Supplied entries —
-- BEGIN --
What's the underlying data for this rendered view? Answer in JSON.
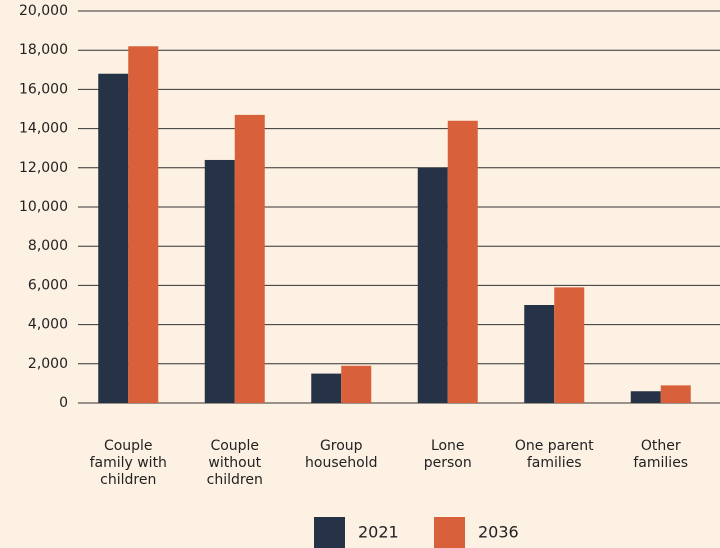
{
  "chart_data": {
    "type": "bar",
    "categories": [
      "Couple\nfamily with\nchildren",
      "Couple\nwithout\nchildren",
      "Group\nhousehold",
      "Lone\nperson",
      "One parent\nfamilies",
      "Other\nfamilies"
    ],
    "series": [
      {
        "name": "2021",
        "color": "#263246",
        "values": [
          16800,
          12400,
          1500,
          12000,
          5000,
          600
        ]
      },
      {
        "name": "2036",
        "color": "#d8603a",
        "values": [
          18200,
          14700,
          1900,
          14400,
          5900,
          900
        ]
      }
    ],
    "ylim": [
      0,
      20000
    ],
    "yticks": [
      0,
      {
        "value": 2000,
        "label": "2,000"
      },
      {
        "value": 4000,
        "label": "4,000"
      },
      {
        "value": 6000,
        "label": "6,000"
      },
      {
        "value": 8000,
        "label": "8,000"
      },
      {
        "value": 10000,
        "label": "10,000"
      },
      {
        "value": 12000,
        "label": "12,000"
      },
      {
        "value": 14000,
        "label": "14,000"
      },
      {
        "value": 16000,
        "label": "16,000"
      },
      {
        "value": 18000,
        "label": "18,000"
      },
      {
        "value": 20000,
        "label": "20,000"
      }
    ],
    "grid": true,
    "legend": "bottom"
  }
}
-- END --
Prompt — Quote the entries in full. Any image among them is to be omitted from the copy.

Task result —
What's the underlying data for this rendered view? Answer in JSON.
{
  "chart_data": {
    "type": "bar",
    "categories": [
      "Couple\nfamily with\nchildren",
      "Couple\nwithout\nchildren",
      "Group\nhousehold",
      "Lone\nperson",
      "One parent\nfamilies",
      "Other\nfamilies"
    ],
    "series": [
      {
        "name": "2021",
        "color": "#263246",
        "values": [
          16800,
          12400,
          1500,
          12000,
          5000,
          600
        ]
      },
      {
        "name": "2036",
        "color": "#d8603a",
        "values": [
          18200,
          14700,
          1900,
          14400,
          5900,
          900
        ]
      }
    ],
    "ylim": [
      0,
      20000
    ],
    "yticks": [
      0,
      {
        "value": 2000,
        "label": "2,000"
      },
      {
        "value": 4000,
        "label": "4,000"
      },
      {
        "value": 6000,
        "label": "6,000"
      },
      {
        "value": 8000,
        "label": "8,000"
      },
      {
        "value": 10000,
        "label": "10,000"
      },
      {
        "value": 12000,
        "label": "12,000"
      },
      {
        "value": 14000,
        "label": "14,000"
      },
      {
        "value": 16000,
        "label": "16,000"
      },
      {
        "value": 18000,
        "label": "18,000"
      },
      {
        "value": 20000,
        "label": "20,000"
      }
    ],
    "grid": true,
    "legend": "bottom"
  }
}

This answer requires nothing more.